> **Data supplied**:
--------------------

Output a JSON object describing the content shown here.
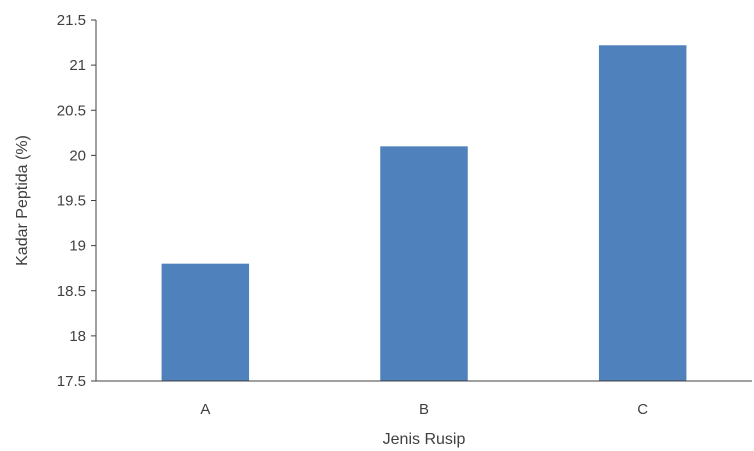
{
  "chart_data": {
    "type": "bar",
    "categories": [
      "A",
      "B",
      "C"
    ],
    "values": [
      18.8,
      20.1,
      21.22
    ],
    "title": "",
    "xlabel": "Jenis Rusip",
    "ylabel": "Kadar Peptida (%)",
    "ylim": [
      17.5,
      21.5
    ],
    "yticks": [
      "17.5",
      "18",
      "18.5",
      "19",
      "19.5",
      "20",
      "20.5",
      "21",
      "21.5"
    ],
    "grid": false,
    "legend": "none",
    "bar_color": "#4f81bd",
    "axis_color": "#404040"
  }
}
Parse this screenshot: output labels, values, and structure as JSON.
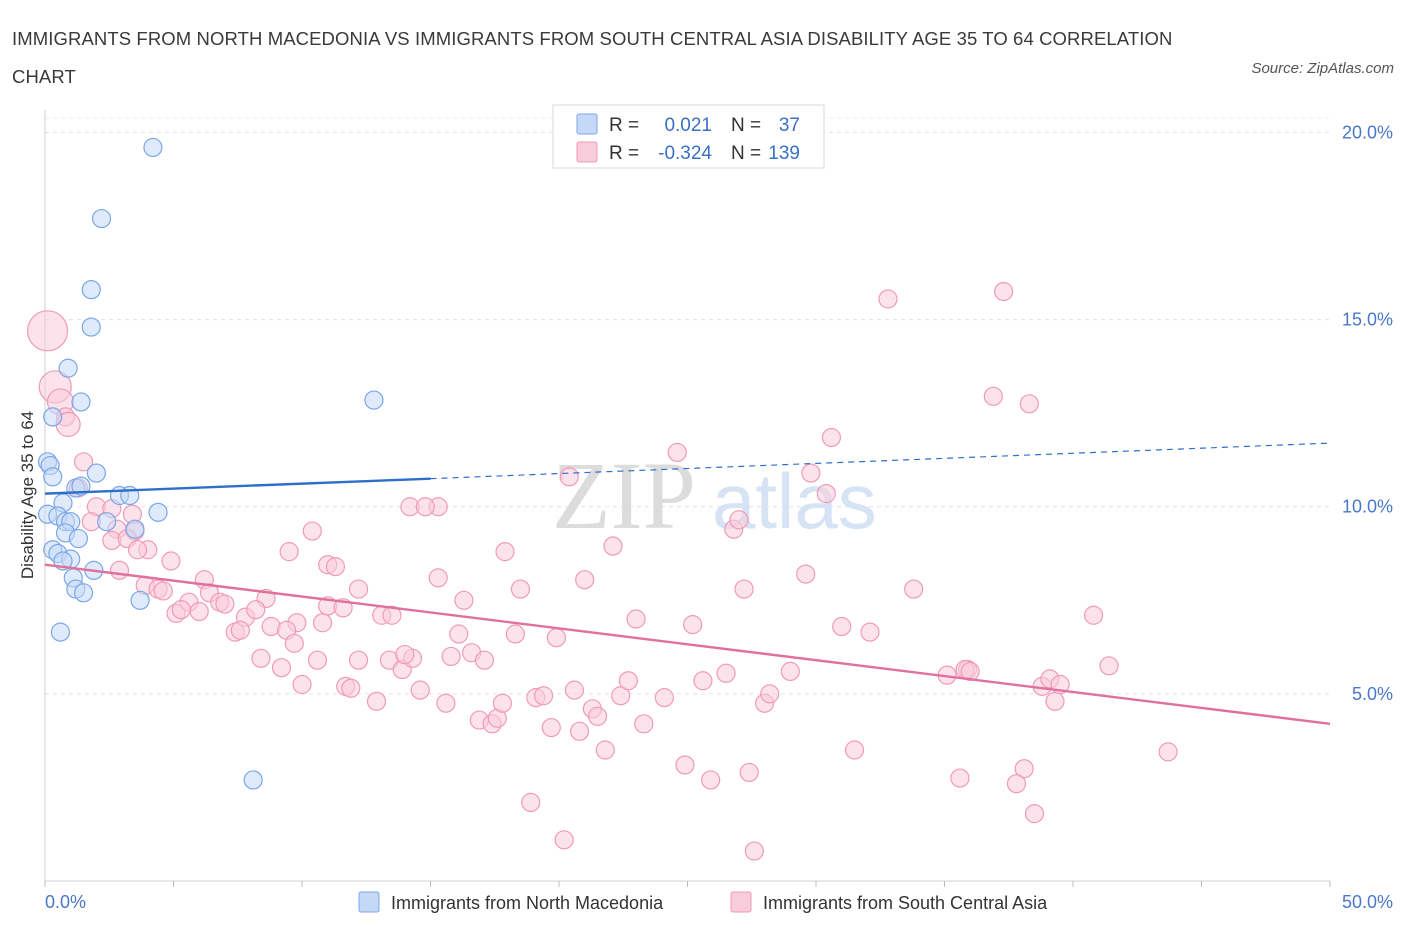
{
  "chart_data": {
    "type": "scatter",
    "title": "IMMIGRANTS FROM NORTH MACEDONIA VS IMMIGRANTS FROM SOUTH CENTRAL ASIA DISABILITY AGE 35 TO 64 CORRELATION CHART",
    "source": "Source: ZipAtlas.com",
    "watermark": "ZIPatlas",
    "xlabel": "",
    "ylabel": "Disability Age 35 to 64",
    "xlim": [
      0,
      50
    ],
    "ylim": [
      0,
      20.6
    ],
    "x_tick_labels": [
      {
        "value": 0,
        "label": "0.0%"
      },
      {
        "value": 50,
        "label": "50.0%"
      }
    ],
    "y_tick_labels": [
      {
        "value": 5,
        "label": "5.0%"
      },
      {
        "value": 10,
        "label": "10.0%"
      },
      {
        "value": 15,
        "label": "15.0%"
      },
      {
        "value": 20,
        "label": "20.0%"
      }
    ],
    "legend_stats": [
      {
        "r_label": "R =",
        "r_value": "0.021",
        "n_label": "N =",
        "n_value": "37"
      },
      {
        "r_label": "R =",
        "r_value": "-0.324",
        "n_label": "N =",
        "n_value": "139"
      }
    ],
    "series": [
      {
        "name": "Immigrants from North Macedonia",
        "color": "#7aa7e8",
        "fill": "#c5d9f6",
        "line_color": "#2e6fc9",
        "trend": {
          "x0": 0,
          "y0": 10.35,
          "x1": 15,
          "y1": 10.75,
          "x_dash_end": 50,
          "y_dash_end": 11.7
        },
        "points": [
          {
            "x": 4.2,
            "y": 19.6
          },
          {
            "x": 2.2,
            "y": 17.7
          },
          {
            "x": 1.8,
            "y": 15.8
          },
          {
            "x": 1.8,
            "y": 14.8
          },
          {
            "x": 0.9,
            "y": 13.7
          },
          {
            "x": 1.4,
            "y": 12.8
          },
          {
            "x": 0.3,
            "y": 12.4
          },
          {
            "x": 0.1,
            "y": 11.2
          },
          {
            "x": 0.2,
            "y": 11.1
          },
          {
            "x": 0.3,
            "y": 10.8
          },
          {
            "x": 2.0,
            "y": 10.9
          },
          {
            "x": 1.2,
            "y": 10.5
          },
          {
            "x": 1.4,
            "y": 10.55
          },
          {
            "x": 2.9,
            "y": 10.3
          },
          {
            "x": 3.3,
            "y": 10.3
          },
          {
            "x": 0.7,
            "y": 10.1
          },
          {
            "x": 0.1,
            "y": 9.8
          },
          {
            "x": 0.5,
            "y": 9.75
          },
          {
            "x": 0.8,
            "y": 9.6
          },
          {
            "x": 1.0,
            "y": 9.6
          },
          {
            "x": 2.4,
            "y": 9.6
          },
          {
            "x": 4.4,
            "y": 9.85
          },
          {
            "x": 0.8,
            "y": 9.3
          },
          {
            "x": 1.3,
            "y": 9.15
          },
          {
            "x": 3.5,
            "y": 9.4
          },
          {
            "x": 0.3,
            "y": 8.85
          },
          {
            "x": 0.5,
            "y": 8.75
          },
          {
            "x": 1.0,
            "y": 8.6
          },
          {
            "x": 0.7,
            "y": 8.55
          },
          {
            "x": 1.9,
            "y": 8.3
          },
          {
            "x": 1.1,
            "y": 8.1
          },
          {
            "x": 1.2,
            "y": 7.8
          },
          {
            "x": 1.5,
            "y": 7.7
          },
          {
            "x": 3.7,
            "y": 7.5
          },
          {
            "x": 0.6,
            "y": 6.65
          },
          {
            "x": 12.8,
            "y": 12.85
          },
          {
            "x": 8.1,
            "y": 2.7
          }
        ]
      },
      {
        "name": "Immigrants from South Central Asia",
        "color": "#f19ab8",
        "fill": "#f9ccdb",
        "line_color": "#e0709c",
        "trend": {
          "x0": 0,
          "y0": 8.45,
          "x1": 50,
          "y1": 4.2
        },
        "points": [
          {
            "x": 0.1,
            "y": 14.7
          },
          {
            "x": 0.4,
            "y": 13.2
          },
          {
            "x": 0.6,
            "y": 12.8
          },
          {
            "x": 0.8,
            "y": 12.4
          },
          {
            "x": 0.9,
            "y": 12.2
          },
          {
            "x": 1.5,
            "y": 11.2
          },
          {
            "x": 1.3,
            "y": 10.5
          },
          {
            "x": 2.0,
            "y": 10.0
          },
          {
            "x": 2.6,
            "y": 9.95
          },
          {
            "x": 1.8,
            "y": 9.6
          },
          {
            "x": 3.4,
            "y": 9.8
          },
          {
            "x": 2.8,
            "y": 9.4
          },
          {
            "x": 3.5,
            "y": 9.35
          },
          {
            "x": 2.6,
            "y": 9.1
          },
          {
            "x": 3.2,
            "y": 9.15
          },
          {
            "x": 4.0,
            "y": 8.85
          },
          {
            "x": 3.6,
            "y": 8.85
          },
          {
            "x": 2.9,
            "y": 8.3
          },
          {
            "x": 4.9,
            "y": 8.55
          },
          {
            "x": 6.2,
            "y": 8.05
          },
          {
            "x": 3.9,
            "y": 7.9
          },
          {
            "x": 4.4,
            "y": 7.8
          },
          {
            "x": 4.6,
            "y": 7.75
          },
          {
            "x": 6.4,
            "y": 7.7
          },
          {
            "x": 5.6,
            "y": 7.45
          },
          {
            "x": 6.8,
            "y": 7.45
          },
          {
            "x": 7.0,
            "y": 7.4
          },
          {
            "x": 8.6,
            "y": 7.55
          },
          {
            "x": 5.1,
            "y": 7.15
          },
          {
            "x": 5.3,
            "y": 7.25
          },
          {
            "x": 6.0,
            "y": 7.2
          },
          {
            "x": 7.8,
            "y": 7.05
          },
          {
            "x": 8.2,
            "y": 7.25
          },
          {
            "x": 9.5,
            "y": 8.8
          },
          {
            "x": 9.8,
            "y": 6.9
          },
          {
            "x": 7.4,
            "y": 6.65
          },
          {
            "x": 7.6,
            "y": 6.7
          },
          {
            "x": 8.8,
            "y": 6.8
          },
          {
            "x": 9.4,
            "y": 6.7
          },
          {
            "x": 10.8,
            "y": 6.9
          },
          {
            "x": 11.0,
            "y": 7.35
          },
          {
            "x": 11.6,
            "y": 7.3
          },
          {
            "x": 11.0,
            "y": 8.45
          },
          {
            "x": 11.3,
            "y": 8.4
          },
          {
            "x": 10.4,
            "y": 9.35
          },
          {
            "x": 12.2,
            "y": 7.8
          },
          {
            "x": 13.1,
            "y": 7.1
          },
          {
            "x": 13.5,
            "y": 7.1
          },
          {
            "x": 8.4,
            "y": 5.95
          },
          {
            "x": 9.2,
            "y": 5.7
          },
          {
            "x": 9.7,
            "y": 6.35
          },
          {
            "x": 10.6,
            "y": 5.9
          },
          {
            "x": 10.0,
            "y": 5.25
          },
          {
            "x": 11.7,
            "y": 5.2
          },
          {
            "x": 11.9,
            "y": 5.15
          },
          {
            "x": 12.2,
            "y": 5.9
          },
          {
            "x": 12.9,
            "y": 4.8
          },
          {
            "x": 13.4,
            "y": 5.9
          },
          {
            "x": 13.9,
            "y": 5.65
          },
          {
            "x": 14.3,
            "y": 5.95
          },
          {
            "x": 14.0,
            "y": 6.05
          },
          {
            "x": 14.6,
            "y": 5.1
          },
          {
            "x": 15.3,
            "y": 10.0
          },
          {
            "x": 14.2,
            "y": 10.0
          },
          {
            "x": 14.8,
            "y": 10.0
          },
          {
            "x": 15.3,
            "y": 8.1
          },
          {
            "x": 15.8,
            "y": 6.0
          },
          {
            "x": 15.6,
            "y": 4.75
          },
          {
            "x": 16.1,
            "y": 6.6
          },
          {
            "x": 16.3,
            "y": 7.5
          },
          {
            "x": 16.6,
            "y": 6.1
          },
          {
            "x": 17.1,
            "y": 5.9
          },
          {
            "x": 16.9,
            "y": 4.3
          },
          {
            "x": 17.4,
            "y": 4.2
          },
          {
            "x": 17.6,
            "y": 4.35
          },
          {
            "x": 17.8,
            "y": 4.75
          },
          {
            "x": 17.9,
            "y": 8.8
          },
          {
            "x": 18.3,
            "y": 6.6
          },
          {
            "x": 18.5,
            "y": 7.8
          },
          {
            "x": 18.9,
            "y": 2.1
          },
          {
            "x": 19.1,
            "y": 4.9
          },
          {
            "x": 19.4,
            "y": 4.95
          },
          {
            "x": 19.7,
            "y": 4.1
          },
          {
            "x": 19.9,
            "y": 6.5
          },
          {
            "x": 20.2,
            "y": 1.1
          },
          {
            "x": 20.4,
            "y": 10.8
          },
          {
            "x": 20.6,
            "y": 5.1
          },
          {
            "x": 20.8,
            "y": 4.0
          },
          {
            "x": 21.0,
            "y": 8.05
          },
          {
            "x": 21.3,
            "y": 4.6
          },
          {
            "x": 21.5,
            "y": 4.4
          },
          {
            "x": 21.8,
            "y": 3.5
          },
          {
            "x": 22.1,
            "y": 8.95
          },
          {
            "x": 22.4,
            "y": 4.95
          },
          {
            "x": 22.7,
            "y": 5.35
          },
          {
            "x": 23.0,
            "y": 7.0
          },
          {
            "x": 23.3,
            "y": 4.2
          },
          {
            "x": 24.1,
            "y": 4.9
          },
          {
            "x": 24.6,
            "y": 11.45
          },
          {
            "x": 24.9,
            "y": 3.1
          },
          {
            "x": 25.2,
            "y": 6.85
          },
          {
            "x": 25.6,
            "y": 5.35
          },
          {
            "x": 25.9,
            "y": 2.7
          },
          {
            "x": 26.5,
            "y": 5.55
          },
          {
            "x": 26.8,
            "y": 9.4
          },
          {
            "x": 27.0,
            "y": 9.65
          },
          {
            "x": 27.2,
            "y": 7.8
          },
          {
            "x": 27.4,
            "y": 2.9
          },
          {
            "x": 27.6,
            "y": 0.8
          },
          {
            "x": 28.0,
            "y": 4.75
          },
          {
            "x": 28.2,
            "y": 5.0
          },
          {
            "x": 29.0,
            "y": 5.6
          },
          {
            "x": 29.8,
            "y": 10.9
          },
          {
            "x": 30.4,
            "y": 10.35
          },
          {
            "x": 29.6,
            "y": 8.2
          },
          {
            "x": 30.6,
            "y": 11.85
          },
          {
            "x": 31.0,
            "y": 6.8
          },
          {
            "x": 31.5,
            "y": 3.5
          },
          {
            "x": 32.1,
            "y": 6.65
          },
          {
            "x": 32.8,
            "y": 15.55
          },
          {
            "x": 33.8,
            "y": 7.8
          },
          {
            "x": 35.1,
            "y": 5.5
          },
          {
            "x": 35.6,
            "y": 2.75
          },
          {
            "x": 35.9,
            "y": 5.65
          },
          {
            "x": 35.8,
            "y": 5.65
          },
          {
            "x": 36.9,
            "y": 12.95
          },
          {
            "x": 38.1,
            "y": 3.0
          },
          {
            "x": 37.8,
            "y": 2.6
          },
          {
            "x": 38.3,
            "y": 12.75
          },
          {
            "x": 38.8,
            "y": 5.2
          },
          {
            "x": 39.1,
            "y": 5.4
          },
          {
            "x": 37.3,
            "y": 15.75
          },
          {
            "x": 39.3,
            "y": 4.8
          },
          {
            "x": 39.5,
            "y": 5.25
          },
          {
            "x": 38.5,
            "y": 1.8
          },
          {
            "x": 40.8,
            "y": 7.1
          },
          {
            "x": 41.4,
            "y": 5.75
          },
          {
            "x": 43.7,
            "y": 3.45
          },
          {
            "x": 36.0,
            "y": 5.6
          }
        ]
      }
    ]
  }
}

--------------------

> **Exercise description**:
Copy all lines above containing the string "name".

> **Answer for the task**:
        "name": "Immigrants from North Macedonia",
        "name": "Immigrants from South Central Asia",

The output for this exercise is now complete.